→ WORK INSTRUCTION: Every line below that contains the word "Shuffling" must be copied.

→ AVAILABLE DATA:
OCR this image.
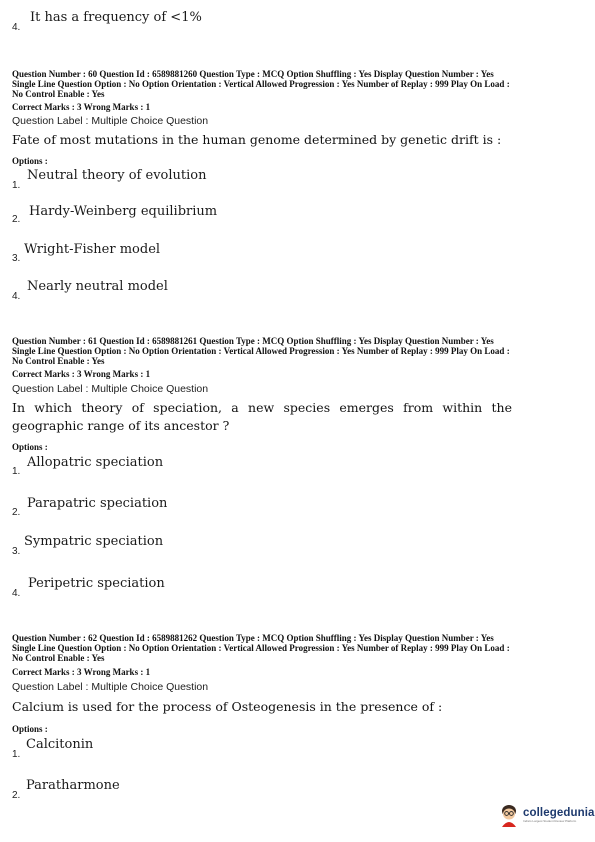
4.
It has a frequency of <1%
Question Number : 60 Question Id : 6589881260 Question Type : MCQ Option Shuffling : Yes Display Question Number : Yes
Single Line Question Option : No Option Orientation : Vertical Allowed Progression : Yes Number of Replay : 999 Play On Load :
No Control Enable : Yes
Correct Marks : 3 Wrong Marks : 1
Question Label : Multiple Choice Question
Fate of most mutations in the human genome determined by genetic drift is :
Options :
1.
Neutral theory of evolution
2.
Hardy-Weinberg equilibrium
3.
Wright-Fisher model
4.
Nearly neutral model
Question Number : 61 Question Id : 6589881261 Question Type : MCQ Option Shuffling : Yes Display Question Number : Yes
Single Line Question Option : No Option Orientation : Vertical Allowed Progression : Yes Number of Replay : 999 Play On Load :
No Control Enable : Yes
Correct Marks : 3 Wrong Marks : 1
Question Label : Multiple Choice Question
In which theory of speciation, a new species emerges from within the
geographic range of its ancestor ?
Options :
1.
Allopatric speciation
2.
Parapatric speciation
3.
Sympatric speciation
4.
Peripetric speciation
Question Number : 62 Question Id : 6589881262 Question Type : MCQ Option Shuffling : Yes Display Question Number : Yes
Single Line Question Option : No Option Orientation : Vertical Allowed Progression : Yes Number of Replay : 999 Play On Load :
No Control Enable : Yes
Correct Marks : 3 Wrong Marks : 1
Question Label : Multiple Choice Question
Calcium is used for the process of Osteogenesis in the presence of :
Options :
1.
Calcitonin
2.
Paratharmone
collegedunia
India's Largest Student Review Platform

→ RESULT:
Question Number : 60 Question Id : 6589881260 Question Type : MCQ Option Shuffling : Yes Display Question Number : Yes
Question Number : 61 Question Id : 6589881261 Question Type : MCQ Option Shuffling : Yes Display Question Number : Yes
Question Number : 62 Question Id : 6589881262 Question Type : MCQ Option Shuffling : Yes Display Question Number : Yes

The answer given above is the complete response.